◆ Source document:
--- BEGIN ---

EXHIBIT 5
PROMOTIONAL SHARES ESCROW AGREEMENT
THIS PROMOTIONAL SHARES ESCROW AGREEMENT ("Agreement"), which
was entered into the 8th day of January 1998, by and between ASHA CORPORATION
("Issuer"), whose principal place of business is located at 000 X Xxxx Xxxxx,
Xxxxx Xxxxxxx, Xxxxxxxxxx 00000, and GREENMOTORS LLC (the "Depositor"); and
TRANSECURITIES INTERNATIONAL, INC. (the "Escrow Agent"), whose principal place
of business is located at 0000 Xxxxx Xxxxx, Xxxxx 000, Xxxxxxx, Xxxxxxxxxx
00000, all of whom are herein collectively referred to as "Signatories"),
witnesses that:
A. The Issuer has filed an application with the Securities Administrator
of the State of Michigan ("Administrator") to register certain of its common
stock for sale to public investors who are residents of that state in connection
with a public offering that was closed on July 3, 1997 (the "Public Offering");
B. The Depositor is in the process of purchasing 1,118,652 number shares
of common stock of Issuer (the "Equity Securities") from Alain X-X Xxxxxx and
such shares are currently being held in escrow with the Escrow Agent pursuant to
a Promotional Shares Escrow Agreement dated June 26, 1997; and
C. As a condition to the purchase of the Equity Securities from Alain X-X
Xxxxxx, the Depositor must enter into this Agreement and agree to deposit the
Equity Securities ("Promotional Shares") with the Escrow Agent; and
D. The Signatories have agreed to be bound by the terms of this Agreement.
THEREFORE, the Signatories agree as follows:
1. DEPOSIT OF PROMOTIONAL SHARES. The Depositor's Promotional Shares have
been deposited into an escrow account (the "Escrow") with the Escrow Agent, and
the Escrow Agent hereby acknowledges the receipt thereof.

--- END ---

◆ Goals:
1. According to the escrow agreement, why must the Depositor enter into the agreement and deposit the Equity Securities with the Escrow Agent? Answer in one to three sentences.
2. On what date was the escrow agreement entered into?
The records that come next are separate material, unrelated to the escrow agreement.

◆ Records shown:
--- BEGIN ---

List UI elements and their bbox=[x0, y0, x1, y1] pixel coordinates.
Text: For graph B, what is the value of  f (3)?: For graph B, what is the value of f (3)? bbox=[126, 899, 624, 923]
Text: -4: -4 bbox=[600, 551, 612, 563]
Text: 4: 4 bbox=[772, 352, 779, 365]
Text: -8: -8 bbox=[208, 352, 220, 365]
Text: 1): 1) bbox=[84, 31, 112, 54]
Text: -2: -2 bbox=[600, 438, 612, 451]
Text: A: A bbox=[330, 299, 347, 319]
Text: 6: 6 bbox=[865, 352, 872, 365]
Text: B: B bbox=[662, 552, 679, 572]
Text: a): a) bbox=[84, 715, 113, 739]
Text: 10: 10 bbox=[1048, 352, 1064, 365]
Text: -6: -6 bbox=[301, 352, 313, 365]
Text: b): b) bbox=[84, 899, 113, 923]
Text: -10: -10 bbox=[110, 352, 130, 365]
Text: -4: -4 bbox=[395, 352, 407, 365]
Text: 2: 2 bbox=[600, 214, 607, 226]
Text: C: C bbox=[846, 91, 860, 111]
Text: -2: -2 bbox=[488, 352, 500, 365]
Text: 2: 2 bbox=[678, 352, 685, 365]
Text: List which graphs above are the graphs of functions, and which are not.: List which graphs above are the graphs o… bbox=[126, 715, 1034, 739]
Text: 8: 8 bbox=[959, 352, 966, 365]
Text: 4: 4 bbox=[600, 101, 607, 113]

--- END ---

◆ Outputs:
1. Entering into the agreement and depositing the Equity Securities with the Escrow Agent is a condition of the Depositor's purchase of those shares.

2. January 8, 1998.